— TO BE DONE —
Write down every entry below once more, exactly.

━━━━

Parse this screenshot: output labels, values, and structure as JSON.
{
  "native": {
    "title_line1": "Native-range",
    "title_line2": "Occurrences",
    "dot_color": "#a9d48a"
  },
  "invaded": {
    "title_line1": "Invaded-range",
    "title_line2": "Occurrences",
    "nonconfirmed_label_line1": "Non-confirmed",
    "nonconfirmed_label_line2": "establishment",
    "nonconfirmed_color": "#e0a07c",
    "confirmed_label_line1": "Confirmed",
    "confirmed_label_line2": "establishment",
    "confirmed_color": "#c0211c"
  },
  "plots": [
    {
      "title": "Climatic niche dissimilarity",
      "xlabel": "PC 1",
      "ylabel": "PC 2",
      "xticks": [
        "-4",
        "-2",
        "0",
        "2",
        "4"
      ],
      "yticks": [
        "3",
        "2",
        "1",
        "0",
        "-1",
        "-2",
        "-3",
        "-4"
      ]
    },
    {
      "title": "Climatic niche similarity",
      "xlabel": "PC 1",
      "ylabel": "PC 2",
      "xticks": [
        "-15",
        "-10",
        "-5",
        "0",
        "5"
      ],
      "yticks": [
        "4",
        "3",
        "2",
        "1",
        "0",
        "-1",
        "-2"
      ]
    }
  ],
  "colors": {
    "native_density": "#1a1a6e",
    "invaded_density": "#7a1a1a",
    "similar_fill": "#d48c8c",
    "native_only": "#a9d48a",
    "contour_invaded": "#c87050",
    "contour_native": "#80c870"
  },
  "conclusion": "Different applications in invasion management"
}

━━━━

— FULL OUTPUT —
Parse this screenshot: output labels, values, and structure as JSON.
{
  "native": {
    "title_line1": "Native-range",
    "title_line2": "Occurrences",
    "dot_color": "#a9d48a"
  },
  "invaded": {
    "title_line1": "Invaded-range",
    "title_line2": "Occurrences",
    "nonconfirmed_label_line1": "Non-confirmed",
    "nonconfirmed_label_line2": "establishment",
    "nonconfirmed_color": "#e0a07c",
    "confirmed_label_line1": "Confirmed",
    "confirmed_label_line2": "establishment",
    "confirmed_color": "#c0211c"
  },
  "plots": [
    {
      "title": "Climatic niche dissimilarity",
      "xlabel": "PC 1",
      "ylabel": "PC 2",
      "xticks": [
        "-4",
        "-2",
        "0",
        "2",
        "4"
      ],
      "yticks": [
        "3",
        "2",
        "1",
        "0",
        "-1",
        "-2",
        "-3",
        "-4"
      ]
    },
    {
      "title": "Climatic niche similarity",
      "xlabel": "PC 1",
      "ylabel": "PC 2",
      "xticks": [
        "-15",
        "-10",
        "-5",
        "0",
        "5"
      ],
      "yticks": [
        "4",
        "3",
        "2",
        "1",
        "0",
        "-1",
        "-2"
      ]
    }
  ],
  "colors": {
    "native_density": "#1a1a6e",
    "invaded_density": "#7a1a1a",
    "similar_fill": "#d48c8c",
    "native_only": "#a9d48a",
    "contour_invaded": "#c87050",
    "contour_native": "#80c870"
  },
  "conclusion": "Different applications in invasion management"
}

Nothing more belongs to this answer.